**WHAT IS EXPECTED:**
Retype the material that follows, keeping every word as it is.
## begin ENTRIES PROVIDED
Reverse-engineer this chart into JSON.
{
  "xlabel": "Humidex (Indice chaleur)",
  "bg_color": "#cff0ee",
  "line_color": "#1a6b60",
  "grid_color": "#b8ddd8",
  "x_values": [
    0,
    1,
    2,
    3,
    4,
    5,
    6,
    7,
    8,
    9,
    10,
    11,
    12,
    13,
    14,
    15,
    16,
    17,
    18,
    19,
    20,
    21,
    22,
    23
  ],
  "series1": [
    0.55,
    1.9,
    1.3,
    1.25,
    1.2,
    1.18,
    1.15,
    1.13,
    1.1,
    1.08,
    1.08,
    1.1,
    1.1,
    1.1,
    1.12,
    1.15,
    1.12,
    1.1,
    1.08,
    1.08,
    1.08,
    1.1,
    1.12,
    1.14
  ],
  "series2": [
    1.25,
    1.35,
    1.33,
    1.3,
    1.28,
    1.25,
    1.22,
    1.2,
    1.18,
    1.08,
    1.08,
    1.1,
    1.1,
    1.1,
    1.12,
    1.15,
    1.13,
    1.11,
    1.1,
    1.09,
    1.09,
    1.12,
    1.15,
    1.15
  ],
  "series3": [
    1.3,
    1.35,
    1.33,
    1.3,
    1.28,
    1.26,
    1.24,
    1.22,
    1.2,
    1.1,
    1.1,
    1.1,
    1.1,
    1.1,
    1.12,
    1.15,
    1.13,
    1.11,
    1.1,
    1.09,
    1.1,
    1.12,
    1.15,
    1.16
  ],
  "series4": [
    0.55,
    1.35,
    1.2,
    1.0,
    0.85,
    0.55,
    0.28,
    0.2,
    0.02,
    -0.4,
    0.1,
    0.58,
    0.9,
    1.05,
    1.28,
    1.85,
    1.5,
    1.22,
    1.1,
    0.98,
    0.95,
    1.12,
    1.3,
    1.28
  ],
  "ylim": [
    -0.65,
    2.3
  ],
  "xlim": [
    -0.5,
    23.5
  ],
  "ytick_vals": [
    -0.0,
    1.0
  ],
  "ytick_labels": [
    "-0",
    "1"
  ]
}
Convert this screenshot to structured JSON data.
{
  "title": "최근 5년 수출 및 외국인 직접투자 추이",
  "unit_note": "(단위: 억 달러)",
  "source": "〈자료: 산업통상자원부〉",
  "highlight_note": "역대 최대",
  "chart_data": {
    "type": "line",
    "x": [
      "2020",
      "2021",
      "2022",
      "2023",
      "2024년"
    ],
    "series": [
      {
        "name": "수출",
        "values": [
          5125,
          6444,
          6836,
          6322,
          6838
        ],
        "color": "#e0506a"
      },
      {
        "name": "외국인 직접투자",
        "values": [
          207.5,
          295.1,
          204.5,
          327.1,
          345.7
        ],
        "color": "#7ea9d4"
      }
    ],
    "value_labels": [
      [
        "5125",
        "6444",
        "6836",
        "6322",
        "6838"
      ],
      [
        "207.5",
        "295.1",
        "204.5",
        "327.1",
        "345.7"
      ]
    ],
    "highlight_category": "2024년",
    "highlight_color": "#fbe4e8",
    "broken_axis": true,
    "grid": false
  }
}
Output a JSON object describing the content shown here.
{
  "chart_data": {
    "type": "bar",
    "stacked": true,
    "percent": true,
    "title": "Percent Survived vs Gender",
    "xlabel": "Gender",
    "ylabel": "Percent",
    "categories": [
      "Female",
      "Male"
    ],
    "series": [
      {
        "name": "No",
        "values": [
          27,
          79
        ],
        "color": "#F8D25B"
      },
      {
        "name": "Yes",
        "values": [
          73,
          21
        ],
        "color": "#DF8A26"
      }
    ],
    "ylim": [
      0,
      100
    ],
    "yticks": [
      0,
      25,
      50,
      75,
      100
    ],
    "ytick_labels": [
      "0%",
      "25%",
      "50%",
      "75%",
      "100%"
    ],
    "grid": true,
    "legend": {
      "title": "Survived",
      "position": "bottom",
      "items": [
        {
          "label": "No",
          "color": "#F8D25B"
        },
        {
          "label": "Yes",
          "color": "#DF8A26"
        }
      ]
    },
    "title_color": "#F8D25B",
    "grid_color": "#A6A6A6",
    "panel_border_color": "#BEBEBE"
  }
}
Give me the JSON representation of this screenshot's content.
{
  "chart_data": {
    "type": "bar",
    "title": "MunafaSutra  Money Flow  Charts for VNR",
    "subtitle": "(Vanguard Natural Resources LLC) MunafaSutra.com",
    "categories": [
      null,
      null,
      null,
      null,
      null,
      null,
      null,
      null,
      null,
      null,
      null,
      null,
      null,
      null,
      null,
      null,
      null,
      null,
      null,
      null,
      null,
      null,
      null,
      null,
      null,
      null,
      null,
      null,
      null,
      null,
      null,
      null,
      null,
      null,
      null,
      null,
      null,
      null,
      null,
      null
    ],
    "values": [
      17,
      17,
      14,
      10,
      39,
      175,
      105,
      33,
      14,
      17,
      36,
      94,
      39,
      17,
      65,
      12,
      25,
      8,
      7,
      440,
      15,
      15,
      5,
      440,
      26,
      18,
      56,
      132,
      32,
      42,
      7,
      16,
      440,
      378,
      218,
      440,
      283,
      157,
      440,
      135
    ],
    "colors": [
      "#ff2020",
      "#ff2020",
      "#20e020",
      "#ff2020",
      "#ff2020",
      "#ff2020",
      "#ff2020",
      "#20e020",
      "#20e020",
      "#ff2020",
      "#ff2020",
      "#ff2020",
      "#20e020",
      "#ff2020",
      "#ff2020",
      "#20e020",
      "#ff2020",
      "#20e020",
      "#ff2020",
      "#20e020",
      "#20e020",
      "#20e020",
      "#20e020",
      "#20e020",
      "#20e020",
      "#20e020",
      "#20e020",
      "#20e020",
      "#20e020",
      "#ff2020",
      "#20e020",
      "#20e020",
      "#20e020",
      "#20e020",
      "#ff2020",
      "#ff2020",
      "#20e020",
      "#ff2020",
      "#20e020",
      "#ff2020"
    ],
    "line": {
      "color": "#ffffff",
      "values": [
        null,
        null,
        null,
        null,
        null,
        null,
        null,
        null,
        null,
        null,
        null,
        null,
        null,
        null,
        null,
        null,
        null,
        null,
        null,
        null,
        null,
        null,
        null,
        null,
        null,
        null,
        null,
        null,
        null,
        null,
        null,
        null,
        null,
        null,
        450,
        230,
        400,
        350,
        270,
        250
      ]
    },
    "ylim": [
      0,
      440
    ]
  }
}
## end ENTRIES PROVIDED
**WRITTEN SOLUTION:**
Reverse-engineer this chart into JSON.
{
  "xlabel": "Humidex (Indice chaleur)",
  "bg_color": "#cff0ee",
  "line_color": "#1a6b60",
  "grid_color": "#b8ddd8",
  "x_values": [
    0,
    1,
    2,
    3,
    4,
    5,
    6,
    7,
    8,
    9,
    10,
    11,
    12,
    13,
    14,
    15,
    16,
    17,
    18,
    19,
    20,
    21,
    22,
    23
  ],
  "series1": [
    0.55,
    1.9,
    1.3,
    1.25,
    1.2,
    1.18,
    1.15,
    1.13,
    1.1,
    1.08,
    1.08,
    1.1,
    1.1,
    1.1,
    1.12,
    1.15,
    1.12,
    1.1,
    1.08,
    1.08,
    1.08,
    1.1,
    1.12,
    1.14
  ],
  "series2": [
    1.25,
    1.35,
    1.33,
    1.3,
    1.28,
    1.25,
    1.22,
    1.2,
    1.18,
    1.08,
    1.08,
    1.1,
    1.1,
    1.1,
    1.12,
    1.15,
    1.13,
    1.11,
    1.1,
    1.09,
    1.09,
    1.12,
    1.15,
    1.15
  ],
  "series3": [
    1.3,
    1.35,
    1.33,
    1.3,
    1.28,
    1.26,
    1.24,
    1.22,
    1.2,
    1.1,
    1.1,
    1.1,
    1.1,
    1.1,
    1.12,
    1.15,
    1.13,
    1.11,
    1.1,
    1.09,
    1.1,
    1.12,
    1.15,
    1.16
  ],
  "series4": [
    0.55,
    1.35,
    1.2,
    1.0,
    0.85,
    0.55,
    0.28,
    0.2,
    0.02,
    -0.4,
    0.1,
    0.58,
    0.9,
    1.05,
    1.28,
    1.85,
    1.5,
    1.22,
    1.1,
    0.98,
    0.95,
    1.12,
    1.3,
    1.28
  ],
  "ylim": [
    -0.65,
    2.3
  ],
  "xlim": [
    -0.5,
    23.5
  ],
  "ytick_vals": [
    -0.0,
    1.0
  ],
  "ytick_labels": [
    "-0",
    "1"
  ]
}
Convert this screenshot to structured JSON data.
{
  "title": "최근 5년 수출 및 외국인 직접투자 추이",
  "unit_note": "(단위: 억 달러)",
  "source": "〈자료: 산업통상자원부〉",
  "highlight_note": "역대 최대",
  "chart_data": {
    "type": "line",
    "x": [
      "2020",
      "2021",
      "2022",
      "2023",
      "2024년"
    ],
    "series": [
      {
        "name": "수출",
        "values": [
          5125,
          6444,
          6836,
          6322,
          6838
        ],
        "color": "#e0506a"
      },
      {
        "name": "외국인 직접투자",
        "values": [
          207.5,
          295.1,
          204.5,
          327.1,
          345.7
        ],
        "color": "#7ea9d4"
      }
    ],
    "value_labels": [
      [
        "5125",
        "6444",
        "6836",
        "6322",
        "6838"
      ],
      [
        "207.5",
        "295.1",
        "204.5",
        "327.1",
        "345.7"
      ]
    ],
    "highlight_category": "2024년",
    "highlight_color": "#fbe4e8",
    "broken_axis": true,
    "grid": false
  }
}
Output a JSON object describing the content shown here.
{
  "chart_data": {
    "type": "bar",
    "stacked": true,
    "percent": true,
    "title": "Percent Survived vs Gender",
    "xlabel": "Gender",
    "ylabel": "Percent",
    "categories": [
      "Female",
      "Male"
    ],
    "series": [
      {
        "name": "No",
        "values": [
          27,
          79
        ],
        "color": "#F8D25B"
      },
      {
        "name": "Yes",
        "values": [
          73,
          21
        ],
        "color": "#DF8A26"
      }
    ],
    "ylim": [
      0,
      100
    ],
    "yticks": [
      0,
      25,
      50,
      75,
      100
    ],
    "ytick_labels": [
      "0%",
      "25%",
      "50%",
      "75%",
      "100%"
    ],
    "grid": true,
    "legend": {
      "title": "Survived",
      "position": "bottom",
      "items": [
        {
          "label": "No",
          "color": "#F8D25B"
        },
        {
          "label": "Yes",
          "color": "#DF8A26"
        }
      ]
    },
    "title_color": "#F8D25B",
    "grid_color": "#A6A6A6",
    "panel_border_color": "#BEBEBE"
  }
}
Give me the JSON representation of this screenshot's content.
{
  "chart_data": {
    "type": "bar",
    "title": "MunafaSutra  Money Flow  Charts for VNR",
    "subtitle": "(Vanguard Natural Resources LLC) MunafaSutra.com",
    "categories": [
      null,
      null,
      null,
      null,
      null,
      null,
      null,
      null,
      null,
      null,
      null,
      null,
      null,
      null,
      null,
      null,
      null,
      null,
      null,
      null,
      null,
      null,
      null,
      null,
      null,
      null,
      null,
      null,
      null,
      null,
      null,
      null,
      null,
      null,
      null,
      null,
      null,
      null,
      null,
      null
    ],
    "values": [
      17,
      17,
      14,
      10,
      39,
      175,
      105,
      33,
      14,
      17,
      36,
      94,
      39,
      17,
      65,
      12,
      25,
      8,
      7,
      440,
      15,
      15,
      5,
      440,
      26,
      18,
      56,
      132,
      32,
      42,
      7,
      16,
      440,
      378,
      218,
      440,
      283,
      157,
      440,
      135
    ],
    "colors": [
      "#ff2020",
      "#ff2020",
      "#20e020",
      "#ff2020",
      "#ff2020",
      "#ff2020",
      "#ff2020",
      "#20e020",
      "#20e020",
      "#ff2020",
      "#ff2020",
      "#ff2020",
      "#20e020",
      "#ff2020",
      "#ff2020",
      "#20e020",
      "#ff2020",
      "#20e020",
      "#ff2020",
      "#20e020",
      "#20e020",
      "#20e020",
      "#20e020",
      "#20e020",
      "#20e020",
      "#20e020",
      "#20e020",
      "#20e020",
      "#20e020",
      "#ff2020",
      "#20e020",
      "#20e020",
      "#20e020",
      "#20e020",
      "#ff2020",
      "#ff2020",
      "#20e020",
      "#ff2020",
      "#20e020",
      "#ff2020"
    ],
    "line": {
      "color": "#ffffff",
      "values": [
        null,
        null,
        null,
        null,
        null,
        null,
        null,
        null,
        null,
        null,
        null,
        null,
        null,
        null,
        null,
        null,
        null,
        null,
        null,
        null,
        null,
        null,
        null,
        null,
        null,
        null,
        null,
        null,
        null,
        null,
        null,
        null,
        null,
        null,
        450,
        230,
        400,
        350,
        270,
        250
      ]
    },
    "ylim": [
      0,
      440
    ]
  }
}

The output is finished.